Enunciado 1:
Traduza para o inglês esta frase do texto sobre Juan Carlos 1º: "Os trabalhos de construção começaram em 2012, mas as conversas e disputas sobre quem ganharia o contrato ocorreram nos anos anteriores."
Enunciado 2:
Retome o texto sobre Juan Carlos 1º e escreva a continuação a partir da última frase apresentada.

Trecho para leitura:
Não há informações ainda sobre o destino final do rei emérito nem sobre o momento de sua partida. Alguns veículos de imprensa da Espanha afirmam que o ex-chefe de Estado já não se encontra mais no país.
Mas o que levou ele a tomar essa decisão?
'Certos acontecimentos'
Na carta que foi divulgada pelo Palácio da Zarzuela, sede da monarquia espanhola em Madri, Juan Carlos 1º, que abdicou em junho de 2014 e tem 82 anos, aponta a razão principal para a tomada da decisão.
"Com o mesmo afã de serviço a Espanha que inspirou meu reinado e diante da repercussão pública que estão gerando certos acontecimentos da minha vida privada, desejo manifestar a ti minha mais absoluta disponibilidade para contribuir e facilitar o exercício de tuas funções, desde a tranquilidade e sossego que requer tua alta responsabilidade", escreveu ele a seu filho.
Apesar de não dar detalhes, acredita-se que os "acontecimentos" mencionados na carta se referem provavelmente a uma investigação de autoridades fiscais da Suíça e da Espanha sobre suas contas no exterior, em um suposto caso de fraude fiscal e lavagem de dinheiro.
Um trem milionário
A peça-chave da investigação é a construção de uma linha de trem de alta velocidade que une duas das cidades mais importantes no mundo muçulmano — Medina e Meca — na Arábia Saudita.
O AVE (nome dado na Espanha aos trens de alta velocidade) para Meca, que cobre 450 quilômetros no deserto, foi inaugurado em outubro de 2018. Autoridades investigam o papel de Juan Carlos 1º na licitação, em 2011, de um milionário contrato para um consórcio formado na sua maioria por empresas espanholas para a realização das obras.
Os trabalhos de construção começaram em 2012, mas as conversas e disputas sobre quem ganharia o contrato ocorreram nos anos anteriores.
Os estreitos laços do rei com a família real saudita o levaram a atuar como intermediário em favor dos interesses comerciais espanhóis na região.
O valor deste contrato passou de US$ 7,8 bilhões (mais de R$ 41 bilhões) e tanto a justiça espanhola como a da Suíça suspeitam que durante as negociações foram pagas comissões ilegais.
As autoridades investigam uma transferência suspeita de US$ 100 milhões (cerca de R$ 530 milhões) realizada pelo regime saudita em favor de Juan Carlos 1º em 2008, quando ele ainda era rei da Espanha.

[Anotações de caixas delimitadoras]
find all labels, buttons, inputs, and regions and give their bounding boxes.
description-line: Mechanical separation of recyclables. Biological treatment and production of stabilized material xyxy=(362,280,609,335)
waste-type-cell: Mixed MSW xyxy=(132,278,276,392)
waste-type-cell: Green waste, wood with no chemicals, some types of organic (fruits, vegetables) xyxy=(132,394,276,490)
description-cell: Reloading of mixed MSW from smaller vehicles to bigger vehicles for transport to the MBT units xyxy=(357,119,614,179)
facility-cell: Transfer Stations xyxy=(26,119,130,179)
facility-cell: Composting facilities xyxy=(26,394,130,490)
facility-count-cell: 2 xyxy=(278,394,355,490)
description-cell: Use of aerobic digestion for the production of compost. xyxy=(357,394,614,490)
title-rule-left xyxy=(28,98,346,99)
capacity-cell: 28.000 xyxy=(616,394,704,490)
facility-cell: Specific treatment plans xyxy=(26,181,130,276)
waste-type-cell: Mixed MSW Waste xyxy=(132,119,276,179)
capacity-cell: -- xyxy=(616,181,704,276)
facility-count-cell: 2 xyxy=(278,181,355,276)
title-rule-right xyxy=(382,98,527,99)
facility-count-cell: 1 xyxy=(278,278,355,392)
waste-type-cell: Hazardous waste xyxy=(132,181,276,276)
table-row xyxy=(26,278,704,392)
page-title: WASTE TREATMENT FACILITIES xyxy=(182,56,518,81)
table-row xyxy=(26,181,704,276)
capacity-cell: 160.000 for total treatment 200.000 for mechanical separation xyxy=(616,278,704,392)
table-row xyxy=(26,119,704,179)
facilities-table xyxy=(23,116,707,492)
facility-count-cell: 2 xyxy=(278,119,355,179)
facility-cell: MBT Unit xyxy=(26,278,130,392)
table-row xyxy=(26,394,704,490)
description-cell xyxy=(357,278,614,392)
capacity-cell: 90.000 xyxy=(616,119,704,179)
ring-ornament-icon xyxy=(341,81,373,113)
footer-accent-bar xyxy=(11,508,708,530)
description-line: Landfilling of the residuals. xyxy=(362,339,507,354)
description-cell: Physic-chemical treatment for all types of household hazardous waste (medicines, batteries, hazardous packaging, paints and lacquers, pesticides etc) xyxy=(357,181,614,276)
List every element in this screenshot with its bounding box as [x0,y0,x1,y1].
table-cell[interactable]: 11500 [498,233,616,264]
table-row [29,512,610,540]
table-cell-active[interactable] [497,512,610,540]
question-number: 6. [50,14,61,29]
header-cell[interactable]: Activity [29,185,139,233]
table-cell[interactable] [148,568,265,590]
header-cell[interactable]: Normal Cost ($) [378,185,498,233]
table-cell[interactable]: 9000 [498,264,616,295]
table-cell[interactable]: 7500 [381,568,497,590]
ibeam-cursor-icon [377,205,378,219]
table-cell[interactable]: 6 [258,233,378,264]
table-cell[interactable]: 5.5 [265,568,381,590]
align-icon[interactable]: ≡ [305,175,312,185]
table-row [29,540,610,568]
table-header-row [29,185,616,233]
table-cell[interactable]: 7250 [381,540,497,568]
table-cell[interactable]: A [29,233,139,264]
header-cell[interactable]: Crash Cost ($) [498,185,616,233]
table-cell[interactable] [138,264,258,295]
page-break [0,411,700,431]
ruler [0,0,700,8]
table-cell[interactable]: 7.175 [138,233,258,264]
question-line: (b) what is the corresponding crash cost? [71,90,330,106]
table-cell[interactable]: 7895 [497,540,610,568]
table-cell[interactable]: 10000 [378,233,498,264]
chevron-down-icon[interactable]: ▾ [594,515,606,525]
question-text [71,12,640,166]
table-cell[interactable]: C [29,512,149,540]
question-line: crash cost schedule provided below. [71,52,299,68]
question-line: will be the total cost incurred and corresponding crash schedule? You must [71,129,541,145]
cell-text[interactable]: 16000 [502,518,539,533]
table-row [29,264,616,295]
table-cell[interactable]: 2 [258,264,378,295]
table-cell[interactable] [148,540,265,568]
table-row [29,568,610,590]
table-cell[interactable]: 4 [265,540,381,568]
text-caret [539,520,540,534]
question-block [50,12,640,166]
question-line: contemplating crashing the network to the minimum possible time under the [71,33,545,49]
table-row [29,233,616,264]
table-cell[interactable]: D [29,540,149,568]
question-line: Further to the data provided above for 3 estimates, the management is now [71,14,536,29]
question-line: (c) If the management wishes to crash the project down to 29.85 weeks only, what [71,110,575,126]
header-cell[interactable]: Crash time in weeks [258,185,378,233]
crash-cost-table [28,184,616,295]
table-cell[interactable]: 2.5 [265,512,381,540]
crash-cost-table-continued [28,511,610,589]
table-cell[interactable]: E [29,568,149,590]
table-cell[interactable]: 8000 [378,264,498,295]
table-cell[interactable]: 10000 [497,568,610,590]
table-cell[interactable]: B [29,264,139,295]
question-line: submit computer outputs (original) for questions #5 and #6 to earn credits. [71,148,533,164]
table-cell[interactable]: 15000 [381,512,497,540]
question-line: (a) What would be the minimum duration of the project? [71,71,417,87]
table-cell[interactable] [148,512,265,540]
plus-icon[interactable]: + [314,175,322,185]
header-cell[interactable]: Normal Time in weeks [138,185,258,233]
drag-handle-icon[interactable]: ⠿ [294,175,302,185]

Resposta redigida 1:
Construction work began in 2012, but the talks and disputes over who would win the contract took place in the preceding years.

Resposta redigida 2:
O dinheiro ingressou em um banco suíço e as autoridades fiscais do país suspeitam que se tratou de uma comissão para compensar o agora rei emérito por haver conseguido fazer, supostamente, que o consórcio espanhol apresentasse uma oferta com custo mais reduzido.
Suíça e Espanha
O caso veio à tona em 2018, quando veio à tona uma gravação realizada três anos antes com uma mulher que diz ter sido amante de Juan Carlos 1º, Corinna zu Sayn-Wittgenstein (também conhecida pelo seu sobrenome de solteira, Larsen). Ela é uma empresária de 55 anos nascida na Alemanha e com nacionalidade dinamarquesa.
Na gravação, ela deixa a entender que Juan Carlos 1º havia solicitado uma comissão para interceder no contrato ferroviário com os sauditas e que ele havia escondido o dinheiro no exterior.
Uma primeira investigação sobre essas revelações foi abandonada pela falta de provas mais contundentes.
No entanto, em março, o jornal suíço Tribune de Genève destacou em uma manchete: "Juan Carlos 1º escondia 100 milhões em Genebra".
"Entre 2008 e 2012, com o amparo de uma sociedade panamenha e como único beneficiário, o rei emérito confiou em total discrição US$ 100 milhões ao Banco Mirabaud", afirmava a reportagem.
O jornal noticiou que se suspeitava que o dinheiro vinha do rei da Arábia Saudita, Abdallah, e acrescentou que a justiça suíça havia aberto uma investigação por lavagem de dinheiro.
Além disso o Tribune de Genève indicou que "em 2012, Juan Carlos transferiu o que restava de dinheiro, uns US$ 76 milhões (cerca de R$ 404 milhões) para sua antiga amante".
Essa informação desencadeou uma investigação das autoridades suíças e outras de fiscais espanhóis sobre suas contas.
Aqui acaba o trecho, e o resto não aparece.